* START DATA PROVIDED *
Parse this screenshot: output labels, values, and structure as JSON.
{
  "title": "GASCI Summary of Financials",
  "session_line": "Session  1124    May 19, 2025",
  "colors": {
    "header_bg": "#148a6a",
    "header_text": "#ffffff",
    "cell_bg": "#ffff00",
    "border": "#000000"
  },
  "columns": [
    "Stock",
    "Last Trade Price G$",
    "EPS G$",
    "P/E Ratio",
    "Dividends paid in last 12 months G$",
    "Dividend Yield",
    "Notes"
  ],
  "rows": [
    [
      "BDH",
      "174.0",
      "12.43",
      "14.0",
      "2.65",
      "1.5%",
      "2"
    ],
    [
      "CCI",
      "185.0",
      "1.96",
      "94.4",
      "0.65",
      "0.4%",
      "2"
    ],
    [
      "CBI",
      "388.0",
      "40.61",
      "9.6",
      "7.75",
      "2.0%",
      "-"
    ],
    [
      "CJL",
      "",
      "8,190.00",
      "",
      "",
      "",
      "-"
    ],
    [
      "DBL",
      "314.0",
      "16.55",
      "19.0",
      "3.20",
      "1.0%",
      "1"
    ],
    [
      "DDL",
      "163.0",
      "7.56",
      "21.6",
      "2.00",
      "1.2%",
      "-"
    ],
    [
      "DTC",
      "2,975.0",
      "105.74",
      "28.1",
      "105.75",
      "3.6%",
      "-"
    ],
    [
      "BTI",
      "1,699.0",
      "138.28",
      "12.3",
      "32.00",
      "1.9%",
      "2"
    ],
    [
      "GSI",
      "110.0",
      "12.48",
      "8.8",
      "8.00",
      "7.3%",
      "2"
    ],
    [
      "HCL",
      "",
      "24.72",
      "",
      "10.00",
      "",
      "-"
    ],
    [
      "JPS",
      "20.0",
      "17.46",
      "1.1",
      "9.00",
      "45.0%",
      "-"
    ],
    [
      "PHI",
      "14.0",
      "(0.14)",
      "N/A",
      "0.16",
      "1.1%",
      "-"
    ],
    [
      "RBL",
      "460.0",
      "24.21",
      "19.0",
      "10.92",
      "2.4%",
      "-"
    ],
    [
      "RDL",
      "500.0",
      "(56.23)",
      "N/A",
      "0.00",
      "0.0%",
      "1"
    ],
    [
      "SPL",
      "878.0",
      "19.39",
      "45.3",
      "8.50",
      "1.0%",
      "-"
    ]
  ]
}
* END DATA PROVIDED *
TASK STATEMENT — Repeat the data exactly. Leave nothing out.

ANSWER TO THIS EXERCISE —
Parse this screenshot: output labels, values, and structure as JSON.
{
  "title": "GASCI Summary of Financials",
  "session_line": "Session  1124    May 19, 2025",
  "colors": {
    "header_bg": "#148a6a",
    "header_text": "#ffffff",
    "cell_bg": "#ffff00",
    "border": "#000000"
  },
  "columns": [
    "Stock",
    "Last Trade Price G$",
    "EPS G$",
    "P/E Ratio",
    "Dividends paid in last 12 months G$",
    "Dividend Yield",
    "Notes"
  ],
  "rows": [
    [
      "BDH",
      "174.0",
      "12.43",
      "14.0",
      "2.65",
      "1.5%",
      "2"
    ],
    [
      "CCI",
      "185.0",
      "1.96",
      "94.4",
      "0.65",
      "0.4%",
      "2"
    ],
    [
      "CBI",
      "388.0",
      "40.61",
      "9.6",
      "7.75",
      "2.0%",
      "-"
    ],
    [
      "CJL",
      "",
      "8,190.00",
      "",
      "",
      "",
      "-"
    ],
    [
      "DBL",
      "314.0",
      "16.55",
      "19.0",
      "3.20",
      "1.0%",
      "1"
    ],
    [
      "DDL",
      "163.0",
      "7.56",
      "21.6",
      "2.00",
      "1.2%",
      "-"
    ],
    [
      "DTC",
      "2,975.0",
      "105.74",
      "28.1",
      "105.75",
      "3.6%",
      "-"
    ],
    [
      "BTI",
      "1,699.0",
      "138.28",
      "12.3",
      "32.00",
      "1.9%",
      "2"
    ],
    [
      "GSI",
      "110.0",
      "12.48",
      "8.8",
      "8.00",
      "7.3%",
      "2"
    ],
    [
      "HCL",
      "",
      "24.72",
      "",
      "10.00",
      "",
      "-"
    ],
    [
      "JPS",
      "20.0",
      "17.46",
      "1.1",
      "9.00",
      "45.0%",
      "-"
    ],
    [
      "PHI",
      "14.0",
      "(0.14)",
      "N/A",
      "0.16",
      "1.1%",
      "-"
    ],
    [
      "RBL",
      "460.0",
      "24.21",
      "19.0",
      "10.92",
      "2.4%",
      "-"
    ],
    [
      "RDL",
      "500.0",
      "(56.23)",
      "N/A",
      "0.00",
      "0.0%",
      "1"
    ],
    [
      "SPL",
      "878.0",
      "19.39",
      "45.3",
      "8.50",
      "1.0%",
      "-"
    ]
  ]
}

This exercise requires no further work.